§ **Exercise prompt**
Find the lines with the string "spectrum" and return them.

☆ ☆ ☆ ☆ ☆ ☆ ☆

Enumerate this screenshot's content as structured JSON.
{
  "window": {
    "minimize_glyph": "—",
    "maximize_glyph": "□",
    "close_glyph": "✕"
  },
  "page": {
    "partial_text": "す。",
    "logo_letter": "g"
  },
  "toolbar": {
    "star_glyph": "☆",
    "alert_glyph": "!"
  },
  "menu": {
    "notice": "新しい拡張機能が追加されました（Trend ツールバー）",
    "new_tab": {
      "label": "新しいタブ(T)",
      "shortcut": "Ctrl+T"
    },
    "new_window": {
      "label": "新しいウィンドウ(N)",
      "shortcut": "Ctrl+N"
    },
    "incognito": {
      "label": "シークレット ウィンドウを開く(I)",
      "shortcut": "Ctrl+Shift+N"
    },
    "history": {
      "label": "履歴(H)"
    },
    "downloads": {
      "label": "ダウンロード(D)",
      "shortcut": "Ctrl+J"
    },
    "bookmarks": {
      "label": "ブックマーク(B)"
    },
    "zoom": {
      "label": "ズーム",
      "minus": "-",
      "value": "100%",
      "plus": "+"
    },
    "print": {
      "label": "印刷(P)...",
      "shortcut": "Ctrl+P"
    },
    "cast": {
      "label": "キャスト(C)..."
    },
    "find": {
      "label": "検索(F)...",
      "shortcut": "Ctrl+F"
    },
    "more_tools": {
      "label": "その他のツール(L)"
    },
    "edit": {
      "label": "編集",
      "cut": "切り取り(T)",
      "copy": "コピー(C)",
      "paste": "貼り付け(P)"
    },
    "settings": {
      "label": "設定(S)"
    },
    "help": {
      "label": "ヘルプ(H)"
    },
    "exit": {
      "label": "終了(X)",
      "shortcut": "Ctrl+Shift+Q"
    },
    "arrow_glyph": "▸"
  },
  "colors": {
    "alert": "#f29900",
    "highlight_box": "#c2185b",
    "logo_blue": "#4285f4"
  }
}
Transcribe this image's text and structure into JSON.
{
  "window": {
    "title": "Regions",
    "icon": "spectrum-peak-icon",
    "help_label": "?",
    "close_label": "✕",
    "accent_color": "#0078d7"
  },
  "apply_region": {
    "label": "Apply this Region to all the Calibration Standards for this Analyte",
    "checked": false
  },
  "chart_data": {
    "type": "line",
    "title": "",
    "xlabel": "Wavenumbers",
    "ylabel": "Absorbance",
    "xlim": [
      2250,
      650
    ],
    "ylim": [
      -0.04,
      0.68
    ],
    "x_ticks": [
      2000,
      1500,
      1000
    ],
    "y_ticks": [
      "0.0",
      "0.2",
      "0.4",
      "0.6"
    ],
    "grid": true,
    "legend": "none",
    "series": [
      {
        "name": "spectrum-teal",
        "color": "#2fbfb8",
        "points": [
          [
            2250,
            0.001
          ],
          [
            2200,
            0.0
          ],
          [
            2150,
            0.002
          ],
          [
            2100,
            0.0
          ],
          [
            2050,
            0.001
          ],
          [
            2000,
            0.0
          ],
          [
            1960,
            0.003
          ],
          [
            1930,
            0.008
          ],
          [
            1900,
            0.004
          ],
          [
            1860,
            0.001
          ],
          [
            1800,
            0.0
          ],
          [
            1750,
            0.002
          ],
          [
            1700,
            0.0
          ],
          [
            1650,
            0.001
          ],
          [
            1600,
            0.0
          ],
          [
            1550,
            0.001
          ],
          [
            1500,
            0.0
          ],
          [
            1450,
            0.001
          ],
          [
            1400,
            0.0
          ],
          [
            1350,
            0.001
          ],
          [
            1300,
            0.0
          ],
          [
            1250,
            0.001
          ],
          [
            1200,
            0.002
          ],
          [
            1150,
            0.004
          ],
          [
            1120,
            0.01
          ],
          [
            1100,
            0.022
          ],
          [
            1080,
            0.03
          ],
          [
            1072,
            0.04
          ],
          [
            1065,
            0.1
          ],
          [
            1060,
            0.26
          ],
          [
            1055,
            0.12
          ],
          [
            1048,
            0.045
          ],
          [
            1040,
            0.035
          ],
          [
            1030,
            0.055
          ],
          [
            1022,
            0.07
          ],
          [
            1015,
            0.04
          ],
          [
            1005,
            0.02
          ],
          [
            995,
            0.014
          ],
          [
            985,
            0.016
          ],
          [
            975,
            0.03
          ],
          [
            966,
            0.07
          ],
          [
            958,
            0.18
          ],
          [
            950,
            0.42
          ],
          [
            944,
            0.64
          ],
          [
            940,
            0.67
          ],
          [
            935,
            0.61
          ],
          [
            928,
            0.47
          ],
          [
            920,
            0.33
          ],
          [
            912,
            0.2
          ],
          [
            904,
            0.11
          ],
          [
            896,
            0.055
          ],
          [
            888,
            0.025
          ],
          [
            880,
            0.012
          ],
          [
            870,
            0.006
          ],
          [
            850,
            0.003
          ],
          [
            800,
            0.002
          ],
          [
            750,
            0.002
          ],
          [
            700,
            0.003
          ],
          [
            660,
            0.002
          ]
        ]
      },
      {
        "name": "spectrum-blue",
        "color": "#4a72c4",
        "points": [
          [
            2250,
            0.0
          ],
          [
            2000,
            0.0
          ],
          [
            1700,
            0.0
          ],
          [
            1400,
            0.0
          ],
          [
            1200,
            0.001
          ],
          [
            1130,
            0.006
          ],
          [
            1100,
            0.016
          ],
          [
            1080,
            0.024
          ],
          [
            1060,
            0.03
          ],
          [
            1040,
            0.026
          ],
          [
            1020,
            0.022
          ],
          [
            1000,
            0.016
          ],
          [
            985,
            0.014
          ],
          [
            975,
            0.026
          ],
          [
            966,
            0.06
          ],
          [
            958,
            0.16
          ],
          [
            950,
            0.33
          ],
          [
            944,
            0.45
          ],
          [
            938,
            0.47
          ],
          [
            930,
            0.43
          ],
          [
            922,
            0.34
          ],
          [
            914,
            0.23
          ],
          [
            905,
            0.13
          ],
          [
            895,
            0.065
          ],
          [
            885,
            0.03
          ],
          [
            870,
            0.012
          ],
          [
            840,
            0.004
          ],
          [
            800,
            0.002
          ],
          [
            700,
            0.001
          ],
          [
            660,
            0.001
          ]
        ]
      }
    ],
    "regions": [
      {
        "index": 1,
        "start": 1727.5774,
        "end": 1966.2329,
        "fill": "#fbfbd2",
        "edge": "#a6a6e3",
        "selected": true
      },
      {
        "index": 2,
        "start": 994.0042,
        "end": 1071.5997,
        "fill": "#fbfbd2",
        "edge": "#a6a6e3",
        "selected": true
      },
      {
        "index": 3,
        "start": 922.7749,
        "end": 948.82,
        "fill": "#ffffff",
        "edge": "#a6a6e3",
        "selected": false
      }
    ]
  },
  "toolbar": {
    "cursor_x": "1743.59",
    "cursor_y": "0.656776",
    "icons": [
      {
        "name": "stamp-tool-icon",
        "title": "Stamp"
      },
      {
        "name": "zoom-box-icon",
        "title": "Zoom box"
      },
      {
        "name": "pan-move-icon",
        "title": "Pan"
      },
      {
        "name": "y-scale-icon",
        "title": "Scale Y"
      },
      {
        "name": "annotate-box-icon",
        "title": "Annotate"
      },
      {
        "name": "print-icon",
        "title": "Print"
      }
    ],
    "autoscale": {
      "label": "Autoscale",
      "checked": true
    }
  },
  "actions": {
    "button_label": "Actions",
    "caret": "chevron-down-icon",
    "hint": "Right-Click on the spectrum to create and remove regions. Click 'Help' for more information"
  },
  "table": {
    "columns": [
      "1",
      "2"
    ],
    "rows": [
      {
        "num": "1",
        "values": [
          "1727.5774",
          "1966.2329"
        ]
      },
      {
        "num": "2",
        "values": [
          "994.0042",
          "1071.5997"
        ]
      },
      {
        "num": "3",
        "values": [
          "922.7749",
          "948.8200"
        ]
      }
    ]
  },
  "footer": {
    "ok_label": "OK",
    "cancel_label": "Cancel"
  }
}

☆ ☆ ☆ ☆ ☆ ☆ ☆

§ **Correct answer**
    "icon": "spectrum-peak-icon",
        "name": "spectrum-teal",
        "name": "spectrum-blue",
    "hint": "Right-Click on the spectrum to create and remove regions. Click 'Help' for more information"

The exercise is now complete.